**GIVEN PROBLEM:** Set down every record once more, exactly as given.

**RECORDS PROVIDED:**
◇ ◇ ◇ ◇ ◇
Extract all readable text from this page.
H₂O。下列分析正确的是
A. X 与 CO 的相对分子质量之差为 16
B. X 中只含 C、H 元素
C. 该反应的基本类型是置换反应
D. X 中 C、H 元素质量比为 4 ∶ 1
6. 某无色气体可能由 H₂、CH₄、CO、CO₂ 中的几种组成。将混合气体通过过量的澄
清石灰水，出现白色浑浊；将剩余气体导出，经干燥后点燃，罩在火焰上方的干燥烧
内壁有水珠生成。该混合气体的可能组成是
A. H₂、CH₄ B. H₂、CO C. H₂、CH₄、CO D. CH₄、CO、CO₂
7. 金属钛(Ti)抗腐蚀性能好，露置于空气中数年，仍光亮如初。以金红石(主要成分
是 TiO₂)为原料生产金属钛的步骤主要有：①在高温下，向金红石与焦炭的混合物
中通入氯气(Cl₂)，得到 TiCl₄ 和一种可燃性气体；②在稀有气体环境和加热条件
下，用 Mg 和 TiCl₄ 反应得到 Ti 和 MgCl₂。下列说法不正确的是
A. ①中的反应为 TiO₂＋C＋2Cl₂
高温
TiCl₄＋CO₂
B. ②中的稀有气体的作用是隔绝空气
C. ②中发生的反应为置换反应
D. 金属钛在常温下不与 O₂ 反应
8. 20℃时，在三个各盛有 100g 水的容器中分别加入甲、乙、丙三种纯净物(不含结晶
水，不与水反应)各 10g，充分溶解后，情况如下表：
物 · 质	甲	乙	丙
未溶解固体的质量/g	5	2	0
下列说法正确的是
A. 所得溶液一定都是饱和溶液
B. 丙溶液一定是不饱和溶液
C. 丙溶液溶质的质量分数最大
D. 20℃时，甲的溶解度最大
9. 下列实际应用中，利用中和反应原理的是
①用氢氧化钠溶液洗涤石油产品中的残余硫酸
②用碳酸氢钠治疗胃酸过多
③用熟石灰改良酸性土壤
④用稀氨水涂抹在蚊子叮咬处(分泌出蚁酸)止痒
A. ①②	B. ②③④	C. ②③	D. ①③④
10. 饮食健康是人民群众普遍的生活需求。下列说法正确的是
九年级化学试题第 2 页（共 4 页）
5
◇ ◇ ◇ ◇ ◇
**TASK RESPONSE:**
Extract all readable text from this page.
H₂O。下列分析正确的是
A. X 与 CO 的相对分子质量之差为 16
B. X 中只含 C、H 元素
C. 该反应的基本类型是置换反应
D. X 中 C、H 元素质量比为 4 ∶ 1
6. 某无色气体可能由 H₂、CH₄、CO、CO₂ 中的几种组成。将混合气体通过过量的澄
清石灰水，出现白色浑浊；将剩余气体导出，经干燥后点燃，罩在火焰上方的干燥烧
内壁有水珠生成。该混合气体的可能组成是
A. H₂、CH₄ B. H₂、CO C. H₂、CH₄、CO D. CH₄、CO、CO₂
7. 金属钛(Ti)抗腐蚀性能好，露置于空气中数年，仍光亮如初。以金红石(主要成分
是 TiO₂)为原料生产金属钛的步骤主要有：①在高温下，向金红石与焦炭的混合物
中通入氯气(Cl₂)，得到 TiCl₄ 和一种可燃性气体；②在稀有气体环境和加热条件
下，用 Mg 和 TiCl₄ 反应得到 Ti 和 MgCl₂。下列说法不正确的是
A. ①中的反应为 TiO₂＋C＋2Cl₂
高温
TiCl₄＋CO₂
B. ②中的稀有气体的作用是隔绝空气
C. ②中发生的反应为置换反应
D. 金属钛在常温下不与 O₂ 反应
8. 20℃时，在三个各盛有 100g 水的容器中分别加入甲、乙、丙三种纯净物(不含结晶
水，不与水反应)各 10g，充分溶解后，情况如下表：
物 · 质	甲	乙	丙
未溶解固体的质量/g	5	2	0
下列说法正确的是
A. 所得溶液一定都是饱和溶液
B. 丙溶液一定是不饱和溶液
C. 丙溶液溶质的质量分数最大
D. 20℃时，甲的溶解度最大
9. 下列实际应用中，利用中和反应原理的是
①用氢氧化钠溶液洗涤石油产品中的残余硫酸
②用碳酸氢钠治疗胃酸过多
③用熟石灰改良酸性土壤
④用稀氨水涂抹在蚊子叮咬处(分泌出蚁酸)止痒
A. ①②	B. ②③④	C. ②③	D. ①③④
10. 饮食健康是人民群众普遍的生活需求。下列说法正确的是
九年级化学试题第 2 页（共 4 页）
5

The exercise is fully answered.